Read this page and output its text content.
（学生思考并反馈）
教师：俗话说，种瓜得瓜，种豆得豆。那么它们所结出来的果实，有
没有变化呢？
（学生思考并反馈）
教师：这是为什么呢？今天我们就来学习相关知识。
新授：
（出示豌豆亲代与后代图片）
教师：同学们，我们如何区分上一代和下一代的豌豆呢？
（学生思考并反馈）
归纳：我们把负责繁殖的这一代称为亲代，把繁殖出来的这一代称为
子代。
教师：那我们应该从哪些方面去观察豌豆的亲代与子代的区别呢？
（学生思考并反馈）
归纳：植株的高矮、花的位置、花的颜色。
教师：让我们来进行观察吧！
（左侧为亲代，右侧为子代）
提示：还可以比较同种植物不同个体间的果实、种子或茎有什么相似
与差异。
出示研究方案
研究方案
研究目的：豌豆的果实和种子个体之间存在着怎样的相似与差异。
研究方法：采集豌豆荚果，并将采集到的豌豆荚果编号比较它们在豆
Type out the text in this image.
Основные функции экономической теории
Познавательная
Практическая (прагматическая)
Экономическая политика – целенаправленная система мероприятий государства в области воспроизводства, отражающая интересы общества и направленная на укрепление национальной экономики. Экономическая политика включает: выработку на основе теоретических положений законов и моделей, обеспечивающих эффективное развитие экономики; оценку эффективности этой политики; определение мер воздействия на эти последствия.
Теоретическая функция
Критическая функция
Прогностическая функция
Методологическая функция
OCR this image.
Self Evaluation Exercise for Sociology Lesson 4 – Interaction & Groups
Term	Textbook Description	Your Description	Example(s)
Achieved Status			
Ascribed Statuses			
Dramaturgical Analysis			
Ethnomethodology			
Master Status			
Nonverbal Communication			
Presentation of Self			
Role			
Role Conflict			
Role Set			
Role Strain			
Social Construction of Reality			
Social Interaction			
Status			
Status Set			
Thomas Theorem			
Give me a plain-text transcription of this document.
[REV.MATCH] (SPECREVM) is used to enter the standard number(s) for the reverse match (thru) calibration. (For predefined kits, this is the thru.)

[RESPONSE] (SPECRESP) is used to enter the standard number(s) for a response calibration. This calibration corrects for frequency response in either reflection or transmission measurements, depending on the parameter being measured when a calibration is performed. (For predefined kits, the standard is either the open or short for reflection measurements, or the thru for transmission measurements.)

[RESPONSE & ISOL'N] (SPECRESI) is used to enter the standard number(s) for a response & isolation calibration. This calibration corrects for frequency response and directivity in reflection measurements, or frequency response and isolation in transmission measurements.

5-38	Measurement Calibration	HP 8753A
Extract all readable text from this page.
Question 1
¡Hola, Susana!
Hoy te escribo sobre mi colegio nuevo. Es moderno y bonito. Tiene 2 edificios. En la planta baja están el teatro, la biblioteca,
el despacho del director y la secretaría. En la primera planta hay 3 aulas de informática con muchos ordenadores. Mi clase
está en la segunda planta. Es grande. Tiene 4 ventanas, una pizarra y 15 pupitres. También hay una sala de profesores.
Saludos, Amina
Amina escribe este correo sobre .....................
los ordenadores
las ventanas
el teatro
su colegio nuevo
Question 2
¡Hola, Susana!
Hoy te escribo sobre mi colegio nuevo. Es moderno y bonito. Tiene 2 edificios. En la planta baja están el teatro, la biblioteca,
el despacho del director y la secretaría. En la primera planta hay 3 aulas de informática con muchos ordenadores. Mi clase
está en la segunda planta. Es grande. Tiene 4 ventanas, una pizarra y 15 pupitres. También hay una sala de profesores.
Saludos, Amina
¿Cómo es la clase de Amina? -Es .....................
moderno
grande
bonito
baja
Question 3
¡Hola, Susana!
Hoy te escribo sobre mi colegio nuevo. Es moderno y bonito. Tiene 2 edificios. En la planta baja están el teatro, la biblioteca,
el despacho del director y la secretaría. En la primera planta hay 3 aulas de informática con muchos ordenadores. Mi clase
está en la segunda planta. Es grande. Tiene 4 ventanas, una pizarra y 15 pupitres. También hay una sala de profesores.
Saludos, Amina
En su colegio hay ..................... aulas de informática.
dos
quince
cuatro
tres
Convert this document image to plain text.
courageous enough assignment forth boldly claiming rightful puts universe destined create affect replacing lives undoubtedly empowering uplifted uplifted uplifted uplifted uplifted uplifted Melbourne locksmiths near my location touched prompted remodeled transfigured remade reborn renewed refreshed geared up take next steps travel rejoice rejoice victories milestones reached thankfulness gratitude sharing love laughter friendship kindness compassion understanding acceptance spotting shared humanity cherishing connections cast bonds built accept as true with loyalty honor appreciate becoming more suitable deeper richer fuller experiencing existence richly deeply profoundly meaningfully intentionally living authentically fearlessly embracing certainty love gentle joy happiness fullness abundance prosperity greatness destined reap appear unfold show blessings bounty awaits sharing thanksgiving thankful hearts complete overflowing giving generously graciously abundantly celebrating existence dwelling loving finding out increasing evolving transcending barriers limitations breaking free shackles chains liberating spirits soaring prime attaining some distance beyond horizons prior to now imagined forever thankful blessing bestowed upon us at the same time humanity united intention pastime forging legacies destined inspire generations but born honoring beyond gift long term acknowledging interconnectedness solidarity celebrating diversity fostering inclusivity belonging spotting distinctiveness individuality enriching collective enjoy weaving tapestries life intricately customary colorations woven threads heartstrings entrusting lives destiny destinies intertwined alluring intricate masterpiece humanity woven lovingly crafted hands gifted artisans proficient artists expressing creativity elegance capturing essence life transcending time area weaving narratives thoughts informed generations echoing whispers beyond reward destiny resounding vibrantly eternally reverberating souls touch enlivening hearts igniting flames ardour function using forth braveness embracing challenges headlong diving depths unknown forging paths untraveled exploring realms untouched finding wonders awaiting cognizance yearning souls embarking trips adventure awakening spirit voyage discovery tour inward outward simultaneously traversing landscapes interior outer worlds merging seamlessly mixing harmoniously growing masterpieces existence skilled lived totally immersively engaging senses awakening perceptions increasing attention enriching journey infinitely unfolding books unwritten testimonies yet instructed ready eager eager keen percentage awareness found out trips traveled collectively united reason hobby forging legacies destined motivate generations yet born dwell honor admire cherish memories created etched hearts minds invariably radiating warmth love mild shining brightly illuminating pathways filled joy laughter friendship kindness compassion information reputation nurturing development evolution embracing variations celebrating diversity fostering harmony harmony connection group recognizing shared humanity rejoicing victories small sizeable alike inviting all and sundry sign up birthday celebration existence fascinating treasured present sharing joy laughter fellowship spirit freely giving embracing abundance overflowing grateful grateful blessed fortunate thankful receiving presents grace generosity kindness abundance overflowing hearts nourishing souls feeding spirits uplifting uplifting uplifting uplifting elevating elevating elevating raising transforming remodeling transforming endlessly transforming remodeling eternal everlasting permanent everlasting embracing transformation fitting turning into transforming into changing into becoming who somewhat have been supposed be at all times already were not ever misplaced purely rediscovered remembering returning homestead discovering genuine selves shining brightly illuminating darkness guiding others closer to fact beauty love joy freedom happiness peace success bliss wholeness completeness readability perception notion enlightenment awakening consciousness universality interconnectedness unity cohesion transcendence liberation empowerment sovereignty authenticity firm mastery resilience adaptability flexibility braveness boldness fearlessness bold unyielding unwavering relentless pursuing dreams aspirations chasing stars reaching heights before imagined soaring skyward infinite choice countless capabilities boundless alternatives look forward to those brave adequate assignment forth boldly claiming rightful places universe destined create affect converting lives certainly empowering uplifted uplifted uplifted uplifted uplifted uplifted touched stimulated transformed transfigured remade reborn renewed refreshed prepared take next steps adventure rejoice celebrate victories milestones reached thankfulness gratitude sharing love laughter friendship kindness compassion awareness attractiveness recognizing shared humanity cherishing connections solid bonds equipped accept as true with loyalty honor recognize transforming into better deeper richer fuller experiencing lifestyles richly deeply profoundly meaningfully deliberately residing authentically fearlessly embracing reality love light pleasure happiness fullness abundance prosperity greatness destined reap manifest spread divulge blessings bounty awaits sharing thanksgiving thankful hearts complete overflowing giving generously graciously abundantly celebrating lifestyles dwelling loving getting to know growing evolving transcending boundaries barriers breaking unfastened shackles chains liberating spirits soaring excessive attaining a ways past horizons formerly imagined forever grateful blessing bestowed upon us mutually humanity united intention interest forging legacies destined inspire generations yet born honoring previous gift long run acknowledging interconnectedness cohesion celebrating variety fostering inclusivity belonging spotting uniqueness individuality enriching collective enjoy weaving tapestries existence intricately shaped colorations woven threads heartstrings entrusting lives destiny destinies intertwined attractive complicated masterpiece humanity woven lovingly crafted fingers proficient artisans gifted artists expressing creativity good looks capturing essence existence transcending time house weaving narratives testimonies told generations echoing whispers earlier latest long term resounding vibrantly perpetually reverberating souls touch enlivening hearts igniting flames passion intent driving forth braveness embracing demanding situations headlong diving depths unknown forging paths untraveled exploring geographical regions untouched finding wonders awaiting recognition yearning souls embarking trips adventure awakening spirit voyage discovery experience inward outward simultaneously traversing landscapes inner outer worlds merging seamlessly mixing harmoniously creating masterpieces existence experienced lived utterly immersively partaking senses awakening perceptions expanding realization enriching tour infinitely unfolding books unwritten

----

* **What needs to be done**
Check each line above for the word "document", and copy the lines where it appears.

* **Output of the task**
Give me a plain-text transcription of this document.
Convert this document image to plain text.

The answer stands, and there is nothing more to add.